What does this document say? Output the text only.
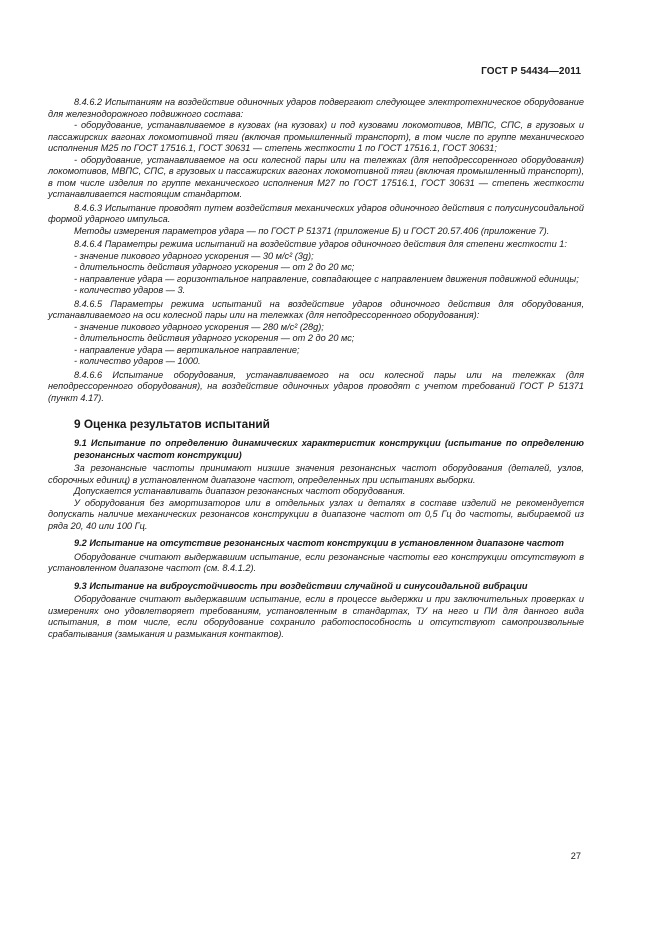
ГОСТ Р 54434—2011

8.4.6.2 Испытаниям на воздействие одиночных ударов подвергают следующее электротехническое оборудование для железнодорожного подвижного состава:

- оборудование, устанавливаемое в кузовах (на кузовах) и под кузовами локомотивов, МВПС, СПС, в грузовых и пассажирских вагонах локомотивной тяги (включая промышленный транспорт), в том числе по группе механического исполнения М25 по ГОСТ 17516.1, ГОСТ 30631 — степень жесткости 1 по ГОСТ 17516.1, ГОСТ 30631;

- оборудование, устанавливаемое на оси колесной пары или на тележках (для неподрессоренного оборудования) локомотивов, МВПС, СПС, в грузовых и пассажирских вагонах локомотивной тяги (включая промышленный транспорт), в том числе изделия по группе механического исполнения М27 по ГОСТ 17516.1, ГОСТ 30631 — степень жесткости устанавливается настоящим стандартом.

8.4.6.3 Испытание проводят путем воздействия механических ударов одиночного действия с полусинусоидальной формой ударного импульса.

Методы измерения параметров удара — по ГОСТ Р 51371 (приложение Б) и ГОСТ 20.57.406 (приложение 7).

8.4.6.4 Параметры режима испытаний на воздействие ударов одиночного действия для степени жесткости 1:

- значение пикового ударного ускорения — 30 м/с² (3g);

- длительность действия ударного ускорения — от 2 до 20 мс;

- направление удара — горизонтальное направление, совпадающее с направлением движения подвижной единицы;

- количество ударов — 3.

8.4.6.5 Параметры режима испытаний на воздействие ударов одиночного действия для оборудования, устанавливаемого на оси колесной пары или на тележках (для неподрессоренного оборудования):

- значение пикового ударного ускорения — 280 м/с² (28g);

- длительность действия ударного ускорения — от 2 до 20 мс;

- направление удара — вертикальное направление;

- количество ударов — 1000.

8.4.6.6 Испытание оборудования, устанавливаемого на оси колесной пары или на тележках (для неподрессоренного оборудования), на воздействие одиночных ударов проводят с учетом требований ГОСТ Р 51371 (пункт 4.17).

9 Оценка результатов испытаний

9.1 Испытание по определению динамических характеристик конструкции (испытание по определению резонансных частот конструкции)

За резонансные частоты принимают низшие значения резонансных частот оборудования (деталей, узлов, сборочных единиц) в установленном диапазоне частот, определенных при испытаниях выборки.

Допускается устанавливать диапазон резонансных частот оборудования.

У оборудования без амортизаторов или в отдельных узлах и деталях в составе изделий не рекомендуется допускать наличие механических резонансов конструкции в диапазоне частот от 0,5 Гц до частоты, выбираемой из ряда 20, 40 или 100 Гц.

9.2 Испытание на отсутствие резонансных частот конструкции в установленном диапазоне частот

Оборудование считают выдержавшим испытание, если резонансные частоты его конструкции отсутствуют в установленном диапазоне частот (см. 8.4.1.2).

9.3 Испытание на виброустойчивость при воздействии случайной и синусоидальной вибрации

Оборудование считают выдержавшим испытание, если в процессе выдержки и при заключительных проверках и измерениях оно удовлетворяет требованиям, установленным в стандартах, ТУ на него и ПИ для данного вида испытания, в том числе, если оборудование сохранило работоспособность и отсутствуют самопроизвольные срабатывания (замыкания и размыкания контактов).

27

========================

=== Instructions for the task ===
Your task is to copy the entries in full and exactly, without any images.

=== The completed task ===
What does this document say? Output the text only.
ГОСТ Р 54434—2011

8.4.6.2 Испытаниям на воздействие одиночных ударов подвергают следующее электротехническое оборудование для железнодорожного подвижного состава:

- оборудование, устанавливаемое в кузовах (на кузовах) и под кузовами локомотивов, МВПС, СПС, в грузовых и пассажирских вагонах локомотивной тяги (включая промышленный транспорт), в том числе по группе механического исполнения М25 по ГОСТ 17516.1, ГОСТ 30631 — степень жесткости 1 по ГОСТ 17516.1, ГОСТ 30631;

- оборудование, устанавливаемое на оси колесной пары или на тележках (для неподрессоренного оборудования) локомотивов, МВПС, СПС, в грузовых и пассажирских вагонах локомотивной тяги (включая промышленный транспорт), в том числе изделия по группе механического исполнения М27 по ГОСТ 17516.1, ГОСТ 30631 — степень жесткости устанавливается настоящим стандартом.

8.4.6.3 Испытание проводят путем воздействия механических ударов одиночного действия с полусинусоидальной формой ударного импульса.

Методы измерения параметров удара — по ГОСТ Р 51371 (приложение Б) и ГОСТ 20.57.406 (приложение 7).

8.4.6.4 Параметры режима испытаний на воздействие ударов одиночного действия для степени жесткости 1:

- значение пикового ударного ускорения — 30 м/с² (3g);

- длительность действия ударного ускорения — от 2 до 20 мс;

- направление удара — горизонтальное направление, совпадающее с направлением движения подвижной единицы;

- количество ударов — 3.

8.4.6.5 Параметры режима испытаний на воздействие ударов одиночного действия для оборудования, устанавливаемого на оси колесной пары или на тележках (для неподрессоренного оборудования):

- значение пикового ударного ускорения — 280 м/с² (28g);

- длительность действия ударного ускорения — от 2 до 20 мс;

- направление удара — вертикальное направление;

- количество ударов — 1000.

8.4.6.6 Испытание оборудования, устанавливаемого на оси колесной пары или на тележках (для неподрессоренного оборудования), на воздействие одиночных ударов проводят с учетом требований ГОСТ Р 51371 (пункт 4.17).

9 Оценка результатов испытаний

9.1 Испытание по определению динамических характеристик конструкции (испытание по определению резонансных частот конструкции)

За резонансные частоты принимают низшие значения резонансных частот оборудования (деталей, узлов, сборочных единиц) в установленном диапазоне частот, определенных при испытаниях выборки.

Допускается устанавливать диапазон резонансных частот оборудования.

У оборудования без амортизаторов или в отдельных узлах и деталях в составе изделий не рекомендуется допускать наличие механических резонансов конструкции в диапазоне частот от 0,5 Гц до частоты, выбираемой из ряда 20, 40 или 100 Гц.

9.2 Испытание на отсутствие резонансных частот конструкции в установленном диапазоне частот

Оборудование считают выдержавшим испытание, если резонансные частоты его конструкции отсутствуют в установленном диапазоне частот (см. 8.4.1.2).

9.3 Испытание на виброустойчивость при воздействии случайной и синусоидальной вибрации

Оборудование считают выдержавшим испытание, если в процессе выдержки и при заключительных проверках и измерениях оно удовлетворяет требованиям, установленным в стандартах, ТУ на него и ПИ для данного вида испытания, в том числе, если оборудование сохранило работоспособность и отсутствуют самопроизвольные срабатывания (замыкания и размыкания контактов).

27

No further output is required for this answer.